Excerpt from a dataset
-- Begin --

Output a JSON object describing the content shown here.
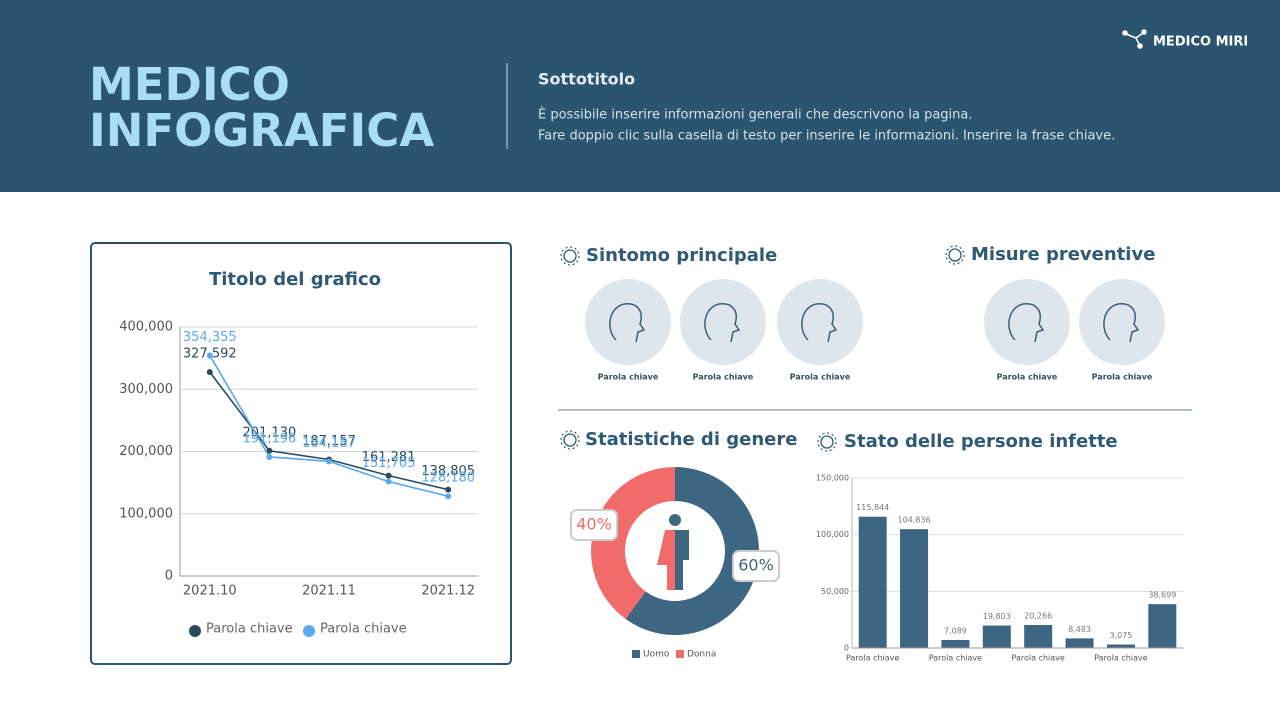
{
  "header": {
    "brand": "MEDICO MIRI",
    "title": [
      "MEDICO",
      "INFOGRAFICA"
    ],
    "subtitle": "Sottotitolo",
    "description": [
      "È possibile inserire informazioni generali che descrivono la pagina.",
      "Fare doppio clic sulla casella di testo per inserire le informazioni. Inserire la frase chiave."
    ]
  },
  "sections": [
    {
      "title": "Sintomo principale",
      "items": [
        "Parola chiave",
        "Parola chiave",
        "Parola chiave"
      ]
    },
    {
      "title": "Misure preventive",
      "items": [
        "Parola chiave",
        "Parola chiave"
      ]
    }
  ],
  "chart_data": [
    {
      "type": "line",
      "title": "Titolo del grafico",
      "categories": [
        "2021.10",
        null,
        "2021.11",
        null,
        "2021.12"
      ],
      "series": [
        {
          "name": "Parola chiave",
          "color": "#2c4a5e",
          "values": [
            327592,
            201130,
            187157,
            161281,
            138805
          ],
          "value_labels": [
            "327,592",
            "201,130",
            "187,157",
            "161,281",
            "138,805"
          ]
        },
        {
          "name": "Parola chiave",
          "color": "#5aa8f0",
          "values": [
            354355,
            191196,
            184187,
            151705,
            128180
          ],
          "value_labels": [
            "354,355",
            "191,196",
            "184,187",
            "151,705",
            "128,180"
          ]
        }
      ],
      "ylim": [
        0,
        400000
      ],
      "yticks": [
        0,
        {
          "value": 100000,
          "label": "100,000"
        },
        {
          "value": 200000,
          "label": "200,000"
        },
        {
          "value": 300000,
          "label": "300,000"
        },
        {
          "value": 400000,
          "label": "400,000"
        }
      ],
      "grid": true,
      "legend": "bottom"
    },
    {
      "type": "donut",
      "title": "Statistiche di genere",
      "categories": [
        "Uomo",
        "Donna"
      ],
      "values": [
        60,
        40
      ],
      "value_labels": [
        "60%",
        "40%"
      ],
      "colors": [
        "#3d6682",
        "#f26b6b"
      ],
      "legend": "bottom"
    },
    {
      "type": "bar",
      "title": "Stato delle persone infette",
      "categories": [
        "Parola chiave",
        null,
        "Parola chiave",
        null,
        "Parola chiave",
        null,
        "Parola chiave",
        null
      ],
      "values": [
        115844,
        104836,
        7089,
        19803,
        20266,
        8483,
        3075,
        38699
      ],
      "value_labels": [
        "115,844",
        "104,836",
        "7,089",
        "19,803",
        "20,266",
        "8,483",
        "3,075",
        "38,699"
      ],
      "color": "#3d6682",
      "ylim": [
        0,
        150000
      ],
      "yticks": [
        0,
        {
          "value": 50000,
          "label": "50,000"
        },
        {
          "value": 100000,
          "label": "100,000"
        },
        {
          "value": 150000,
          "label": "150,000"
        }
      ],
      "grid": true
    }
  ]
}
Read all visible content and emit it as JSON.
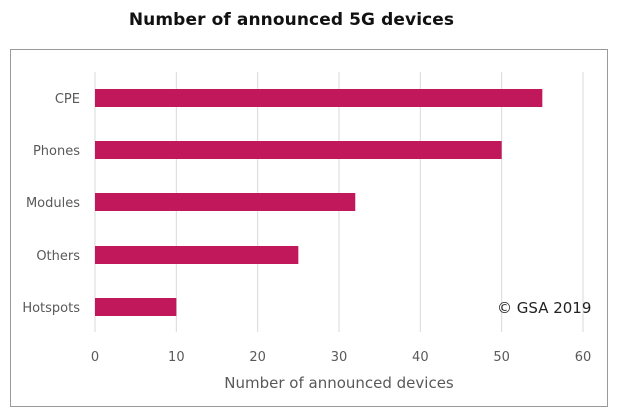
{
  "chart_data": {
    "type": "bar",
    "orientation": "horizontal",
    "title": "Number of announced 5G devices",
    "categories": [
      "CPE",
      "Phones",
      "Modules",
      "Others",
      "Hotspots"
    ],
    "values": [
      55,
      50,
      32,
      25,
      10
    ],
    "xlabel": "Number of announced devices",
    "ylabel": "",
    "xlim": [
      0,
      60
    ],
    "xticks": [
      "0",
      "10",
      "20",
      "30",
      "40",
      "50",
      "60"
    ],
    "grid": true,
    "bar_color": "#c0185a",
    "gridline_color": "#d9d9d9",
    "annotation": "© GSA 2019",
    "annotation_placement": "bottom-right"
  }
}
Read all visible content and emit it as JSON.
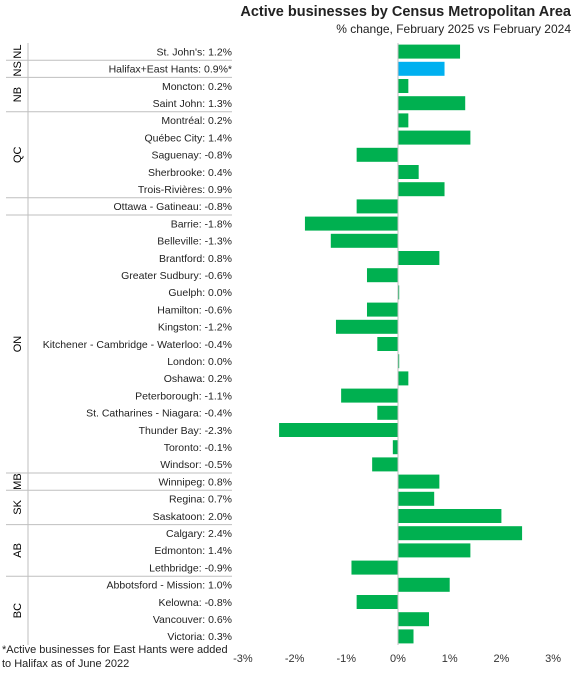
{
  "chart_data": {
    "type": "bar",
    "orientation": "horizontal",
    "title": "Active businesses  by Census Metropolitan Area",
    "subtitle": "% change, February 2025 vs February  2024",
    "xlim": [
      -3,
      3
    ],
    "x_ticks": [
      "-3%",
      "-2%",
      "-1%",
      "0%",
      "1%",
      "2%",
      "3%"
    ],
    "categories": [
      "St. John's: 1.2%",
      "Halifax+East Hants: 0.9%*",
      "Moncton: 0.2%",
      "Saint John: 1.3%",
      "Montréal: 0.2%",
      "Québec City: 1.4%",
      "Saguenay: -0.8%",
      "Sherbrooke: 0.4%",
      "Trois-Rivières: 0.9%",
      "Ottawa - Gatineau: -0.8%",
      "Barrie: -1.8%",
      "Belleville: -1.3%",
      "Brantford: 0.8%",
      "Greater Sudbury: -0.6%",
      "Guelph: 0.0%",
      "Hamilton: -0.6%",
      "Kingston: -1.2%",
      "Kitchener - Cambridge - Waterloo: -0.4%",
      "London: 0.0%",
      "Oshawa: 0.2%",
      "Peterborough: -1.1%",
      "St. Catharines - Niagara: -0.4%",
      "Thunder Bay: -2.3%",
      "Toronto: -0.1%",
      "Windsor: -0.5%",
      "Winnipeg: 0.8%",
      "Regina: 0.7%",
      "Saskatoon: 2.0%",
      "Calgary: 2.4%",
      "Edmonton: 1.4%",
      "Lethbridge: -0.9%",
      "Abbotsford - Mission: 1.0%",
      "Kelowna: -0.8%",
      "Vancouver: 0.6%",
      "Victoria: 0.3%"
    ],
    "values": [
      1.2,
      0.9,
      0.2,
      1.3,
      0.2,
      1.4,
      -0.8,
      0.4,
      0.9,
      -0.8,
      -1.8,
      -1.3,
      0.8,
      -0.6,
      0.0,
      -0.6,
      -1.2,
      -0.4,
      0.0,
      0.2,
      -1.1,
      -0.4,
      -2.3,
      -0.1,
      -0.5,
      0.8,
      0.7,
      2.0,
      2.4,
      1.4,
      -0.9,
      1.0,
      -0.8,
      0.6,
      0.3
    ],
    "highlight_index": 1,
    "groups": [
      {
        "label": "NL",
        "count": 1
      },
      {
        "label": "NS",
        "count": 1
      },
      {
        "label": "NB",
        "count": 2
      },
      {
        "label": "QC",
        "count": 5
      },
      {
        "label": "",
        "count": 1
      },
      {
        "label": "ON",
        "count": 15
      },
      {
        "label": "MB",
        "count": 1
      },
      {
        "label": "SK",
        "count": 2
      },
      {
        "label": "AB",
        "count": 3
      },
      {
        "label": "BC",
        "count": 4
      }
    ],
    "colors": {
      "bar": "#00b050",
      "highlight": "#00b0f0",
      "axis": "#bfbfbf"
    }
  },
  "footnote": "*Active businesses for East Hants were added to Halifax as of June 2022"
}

-- End --

INSTRUCTIONS FOR THE TASK
Copy the whole listing above word for word but do not carry over the pictures.

WORKED SOLUTION
Output a JSON object describing the content shown here.
{
  "header": {
    "brand": "MEDICO MIRI",
    "title": [
      "MEDICO",
      "INFOGRAFICA"
    ],
    "subtitle": "Sottotitolo",
    "description": [
      "È possibile inserire informazioni generali che descrivono la pagina.",
      "Fare doppio clic sulla casella di testo per inserire le informazioni. Inserire la frase chiave."
    ]
  },
  "sections": [
    {
      "title": "Sintomo principale",
      "items": [
        "Parola chiave",
        "Parola chiave",
        "Parola chiave"
      ]
    },
    {
      "title": "Misure preventive",
      "items": [
        "Parola chiave",
        "Parola chiave"
      ]
    }
  ],
  "chart_data": [
    {
      "type": "line",
      "title": "Titolo del grafico",
      "categories": [
        "2021.10",
        null,
        "2021.11",
        null,
        "2021.12"
      ],
      "series": [
        {
          "name": "Parola chiave",
          "color": "#2c4a5e",
          "values": [
            327592,
            201130,
            187157,
            161281,
            138805
          ],
          "value_labels": [
            "327,592",
            "201,130",
            "187,157",
            "161,281",
            "138,805"
          ]
        },
        {
          "name": "Parola chiave",
          "color": "#5aa8f0",
          "values": [
            354355,
            191196,
            184187,
            151705,
            128180
          ],
          "value_labels": [
            "354,355",
            "191,196",
            "184,187",
            "151,705",
            "128,180"
          ]
        }
      ],
      "ylim": [
        0,
        400000
      ],
      "yticks": [
        0,
        {
          "value": 100000,
          "label": "100,000"
        },
        {
          "value": 200000,
          "label": "200,000"
        },
        {
          "value": 300000,
          "label": "300,000"
        },
        {
          "value": 400000,
          "label": "400,000"
        }
      ],
      "grid": true,
      "legend": "bottom"
    },
    {
      "type": "donut",
      "title": "Statistiche di genere",
      "categories": [
        "Uomo",
        "Donna"
      ],
      "values": [
        60,
        40
      ],
      "value_labels": [
        "60%",
        "40%"
      ],
      "colors": [
        "#3d6682",
        "#f26b6b"
      ],
      "legend": "bottom"
    },
    {
      "type": "bar",
      "title": "Stato delle persone infette",
      "categories": [
        "Parola chiave",
        null,
        "Parola chiave",
        null,
        "Parola chiave",
        null,
        "Parola chiave",
        null
      ],
      "values": [
        115844,
        104836,
        7089,
        19803,
        20266,
        8483,
        3075,
        38699
      ],
      "value_labels": [
        "115,844",
        "104,836",
        "7,089",
        "19,803",
        "20,266",
        "8,483",
        "3,075",
        "38,699"
      ],
      "color": "#3d6682",
      "ylim": [
        0,
        150000
      ],
      "yticks": [
        0,
        {
          "value": 50000,
          "label": "50,000"
        },
        {
          "value": 100000,
          "label": "100,000"
        },
        {
          "value": 150000,
          "label": "150,000"
        }
      ],
      "grid": true
    }
  ]
}
Read all visible content and emit it as JSON.
{
  "chart_data": {
    "type": "bar",
    "orientation": "horizontal",
    "title": "Number of announced 5G devices",
    "categories": [
      "CPE",
      "Phones",
      "Modules",
      "Others",
      "Hotspots"
    ],
    "values": [
      55,
      50,
      32,
      25,
      10
    ],
    "xlabel": "Number of announced devices",
    "ylabel": "",
    "xlim": [
      0,
      60
    ],
    "xticks": [
      "0",
      "10",
      "20",
      "30",
      "40",
      "50",
      "60"
    ],
    "grid": true,
    "bar_color": "#c0185a",
    "gridline_color": "#d9d9d9",
    "annotation": "© GSA 2019",
    "annotation_placement": "bottom-right"
  }
}
Read all visible content and emit it as JSON.
{
  "chart_data": {
    "type": "bar",
    "orientation": "horizontal",
    "title": "Active businesses  by Census Metropolitan Area",
    "subtitle": "% change, February 2025 vs February  2024",
    "xlim": [
      -3,
      3
    ],
    "x_ticks": [
      "-3%",
      "-2%",
      "-1%",
      "0%",
      "1%",
      "2%",
      "3%"
    ],
    "categories": [
      "St. John's: 1.2%",
      "Halifax+East Hants: 0.9%*",
      "Moncton: 0.2%",
      "Saint John: 1.3%",
      "Montréal: 0.2%",
      "Québec City: 1.4%",
      "Saguenay: -0.8%",
      "Sherbrooke: 0.4%",
      "Trois-Rivières: 0.9%",
      "Ottawa - Gatineau: -0.8%",
      "Barrie: -1.8%",
      "Belleville: -1.3%",
      "Brantford: 0.8%",
      "Greater Sudbury: -0.6%",
      "Guelph: 0.0%",
      "Hamilton: -0.6%",
      "Kingston: -1.2%",
      "Kitchener - Cambridge - Waterloo: -0.4%",
      "London: 0.0%",
      "Oshawa: 0.2%",
      "Peterborough: -1.1%",
      "St. Catharines - Niagara: -0.4%",
      "Thunder Bay: -2.3%",
      "Toronto: -0.1%",
      "Windsor: -0.5%",
      "Winnipeg: 0.8%",
      "Regina: 0.7%",
      "Saskatoon: 2.0%",
      "Calgary: 2.4%",
      "Edmonton: 1.4%",
      "Lethbridge: -0.9%",
      "Abbotsford - Mission: 1.0%",
      "Kelowna: -0.8%",
      "Vancouver: 0.6%",
      "Victoria: 0.3%"
    ],
    "values": [
      1.2,
      0.9,
      0.2,
      1.3,
      0.2,
      1.4,
      -0.8,
      0.4,
      0.9,
      -0.8,
      -1.8,
      -1.3,
      0.8,
      -0.6,
      0.0,
      -0.6,
      -1.2,
      -0.4,
      0.0,
      0.2,
      -1.1,
      -0.4,
      -2.3,
      -0.1,
      -0.5,
      0.8,
      0.7,
      2.0,
      2.4,
      1.4,
      -0.9,
      1.0,
      -0.8,
      0.6,
      0.3
    ],
    "highlight_index": 1,
    "groups": [
      {
        "label": "NL",
        "count": 1
      },
      {
        "label": "NS",
        "count": 1
      },
      {
        "label": "NB",
        "count": 2
      },
      {
        "label": "QC",
        "count": 5
      },
      {
        "label": "",
        "count": 1
      },
      {
        "label": "ON",
        "count": 15
      },
      {
        "label": "MB",
        "count": 1
      },
      {
        "label": "SK",
        "count": 2
      },
      {
        "label": "AB",
        "count": 3
      },
      {
        "label": "BC",
        "count": 4
      }
    ],
    "colors": {
      "bar": "#00b050",
      "highlight": "#00b0f0",
      "axis": "#bfbfbf"
    }
  },
  "footnote": "*Active businesses for East Hants were added to Halifax as of June 2022"
}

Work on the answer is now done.